GOAL OF THE EXERCISE
Pull out every line containing the string "Ekle".

(Records excerpted from a collection)
[Begin]
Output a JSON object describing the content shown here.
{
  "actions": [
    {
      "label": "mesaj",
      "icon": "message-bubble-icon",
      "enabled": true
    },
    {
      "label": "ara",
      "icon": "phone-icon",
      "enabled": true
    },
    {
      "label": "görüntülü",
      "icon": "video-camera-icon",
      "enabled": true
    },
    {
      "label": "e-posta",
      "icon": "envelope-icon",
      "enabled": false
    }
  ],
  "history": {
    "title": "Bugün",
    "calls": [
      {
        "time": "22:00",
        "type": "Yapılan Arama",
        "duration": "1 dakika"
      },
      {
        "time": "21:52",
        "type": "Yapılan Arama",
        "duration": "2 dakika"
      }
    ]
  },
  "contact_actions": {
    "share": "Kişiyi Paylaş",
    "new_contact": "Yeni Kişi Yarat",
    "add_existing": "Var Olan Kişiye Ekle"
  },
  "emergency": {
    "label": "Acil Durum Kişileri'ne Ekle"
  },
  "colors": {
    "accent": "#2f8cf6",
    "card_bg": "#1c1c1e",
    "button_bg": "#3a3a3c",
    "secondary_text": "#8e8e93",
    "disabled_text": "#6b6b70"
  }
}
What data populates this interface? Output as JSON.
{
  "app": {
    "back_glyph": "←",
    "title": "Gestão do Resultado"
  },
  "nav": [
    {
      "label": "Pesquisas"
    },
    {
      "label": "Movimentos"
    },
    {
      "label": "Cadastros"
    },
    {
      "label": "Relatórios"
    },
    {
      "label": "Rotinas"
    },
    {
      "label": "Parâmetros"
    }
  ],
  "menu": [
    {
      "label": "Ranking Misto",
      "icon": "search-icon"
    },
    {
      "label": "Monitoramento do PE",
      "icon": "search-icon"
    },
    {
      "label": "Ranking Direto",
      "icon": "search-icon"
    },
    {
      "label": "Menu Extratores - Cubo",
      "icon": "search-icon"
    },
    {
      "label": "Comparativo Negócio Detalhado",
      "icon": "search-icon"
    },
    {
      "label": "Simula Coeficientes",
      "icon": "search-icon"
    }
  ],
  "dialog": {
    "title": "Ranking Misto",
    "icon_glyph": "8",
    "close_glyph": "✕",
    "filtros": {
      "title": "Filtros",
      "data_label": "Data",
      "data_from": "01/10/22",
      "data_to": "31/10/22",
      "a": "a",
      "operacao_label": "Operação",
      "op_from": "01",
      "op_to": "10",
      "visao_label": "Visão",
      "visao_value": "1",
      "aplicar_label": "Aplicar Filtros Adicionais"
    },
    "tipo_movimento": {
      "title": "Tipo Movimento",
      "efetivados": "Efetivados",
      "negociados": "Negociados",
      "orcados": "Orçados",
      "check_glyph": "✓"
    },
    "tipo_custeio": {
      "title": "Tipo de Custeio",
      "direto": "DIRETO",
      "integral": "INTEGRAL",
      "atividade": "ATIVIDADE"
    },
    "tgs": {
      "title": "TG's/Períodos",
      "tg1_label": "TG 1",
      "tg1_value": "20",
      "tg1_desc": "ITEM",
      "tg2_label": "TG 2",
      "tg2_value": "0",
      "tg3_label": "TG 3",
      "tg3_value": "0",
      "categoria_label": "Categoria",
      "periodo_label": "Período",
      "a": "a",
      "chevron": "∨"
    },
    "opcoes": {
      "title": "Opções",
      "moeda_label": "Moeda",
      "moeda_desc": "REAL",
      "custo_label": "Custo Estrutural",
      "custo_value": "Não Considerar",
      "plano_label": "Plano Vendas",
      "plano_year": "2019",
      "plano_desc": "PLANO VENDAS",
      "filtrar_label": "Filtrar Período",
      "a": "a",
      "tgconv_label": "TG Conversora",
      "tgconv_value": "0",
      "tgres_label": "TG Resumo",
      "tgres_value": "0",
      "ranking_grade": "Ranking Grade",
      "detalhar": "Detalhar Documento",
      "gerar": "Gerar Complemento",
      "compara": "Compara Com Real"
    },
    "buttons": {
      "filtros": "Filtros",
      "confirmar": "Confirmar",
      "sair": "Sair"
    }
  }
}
[End]
SOLUTION
    "add_existing": "Var Olan Kişiye Ekle"
    "label": "Acil Durum Kişileri'ne Ekle"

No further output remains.